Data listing
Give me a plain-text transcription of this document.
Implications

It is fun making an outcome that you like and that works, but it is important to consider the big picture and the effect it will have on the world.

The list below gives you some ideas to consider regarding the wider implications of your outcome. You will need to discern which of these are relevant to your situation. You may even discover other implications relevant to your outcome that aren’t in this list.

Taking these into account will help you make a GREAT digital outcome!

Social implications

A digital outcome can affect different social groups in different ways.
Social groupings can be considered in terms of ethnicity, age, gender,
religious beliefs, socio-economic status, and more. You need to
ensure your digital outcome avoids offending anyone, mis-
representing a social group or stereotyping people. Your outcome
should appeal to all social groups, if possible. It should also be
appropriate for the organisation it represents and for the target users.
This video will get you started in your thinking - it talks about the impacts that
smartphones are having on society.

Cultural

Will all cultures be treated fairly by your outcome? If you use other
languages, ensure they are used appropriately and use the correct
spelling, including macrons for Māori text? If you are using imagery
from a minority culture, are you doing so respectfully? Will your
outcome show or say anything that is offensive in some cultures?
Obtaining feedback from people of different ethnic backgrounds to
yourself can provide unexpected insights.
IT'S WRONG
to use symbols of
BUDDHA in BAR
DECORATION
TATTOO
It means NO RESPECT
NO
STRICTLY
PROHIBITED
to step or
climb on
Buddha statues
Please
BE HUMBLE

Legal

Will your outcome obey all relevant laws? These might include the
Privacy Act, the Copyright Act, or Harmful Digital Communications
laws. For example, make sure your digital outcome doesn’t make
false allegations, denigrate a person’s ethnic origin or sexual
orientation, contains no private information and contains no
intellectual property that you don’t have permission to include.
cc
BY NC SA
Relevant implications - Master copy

EXERCISE
Every line of the data above should be copied exactly.

WORKED ANSWER
Give me a plain-text transcription of this document.
Implications

It is fun making an outcome that you like and that works, but it is important to consider the big picture and the effect it will have on the world.

The list below gives you some ideas to consider regarding the wider implications of your outcome. You will need to discern which of these are relevant to your situation. You may even discover other implications relevant to your outcome that aren’t in this list.

Taking these into account will help you make a GREAT digital outcome!

Social implications

A digital outcome can affect different social groups in different ways.
Social groupings can be considered in terms of ethnicity, age, gender,
religious beliefs, socio-economic status, and more. You need to
ensure your digital outcome avoids offending anyone, mis-
representing a social group or stereotyping people. Your outcome
should appeal to all social groups, if possible. It should also be
appropriate for the organisation it represents and for the target users.
This video will get you started in your thinking - it talks about the impacts that
smartphones are having on society.

Cultural

Will all cultures be treated fairly by your outcome? If you use other
languages, ensure they are used appropriately and use the correct
spelling, including macrons for Māori text? If you are using imagery
from a minority culture, are you doing so respectfully? Will your
outcome show or say anything that is offensive in some cultures?
Obtaining feedback from people of different ethnic backgrounds to
yourself can provide unexpected insights.
IT'S WRONG
to use symbols of
BUDDHA in BAR
DECORATION
TATTOO
It means NO RESPECT
NO
STRICTLY
PROHIBITED
to step or
climb on
Buddha statues
Please
BE HUMBLE

Legal

Will your outcome obey all relevant laws? These might include the
Privacy Act, the Copyright Act, or Harmful Digital Communications
laws. For example, make sure your digital outcome doesn’t make
false allegations, denigrate a person’s ethnic origin or sexual
orientation, contains no private information and contains no
intellectual property that you don’t have permission to include.
cc
BY NC SA
Relevant implications - Master copy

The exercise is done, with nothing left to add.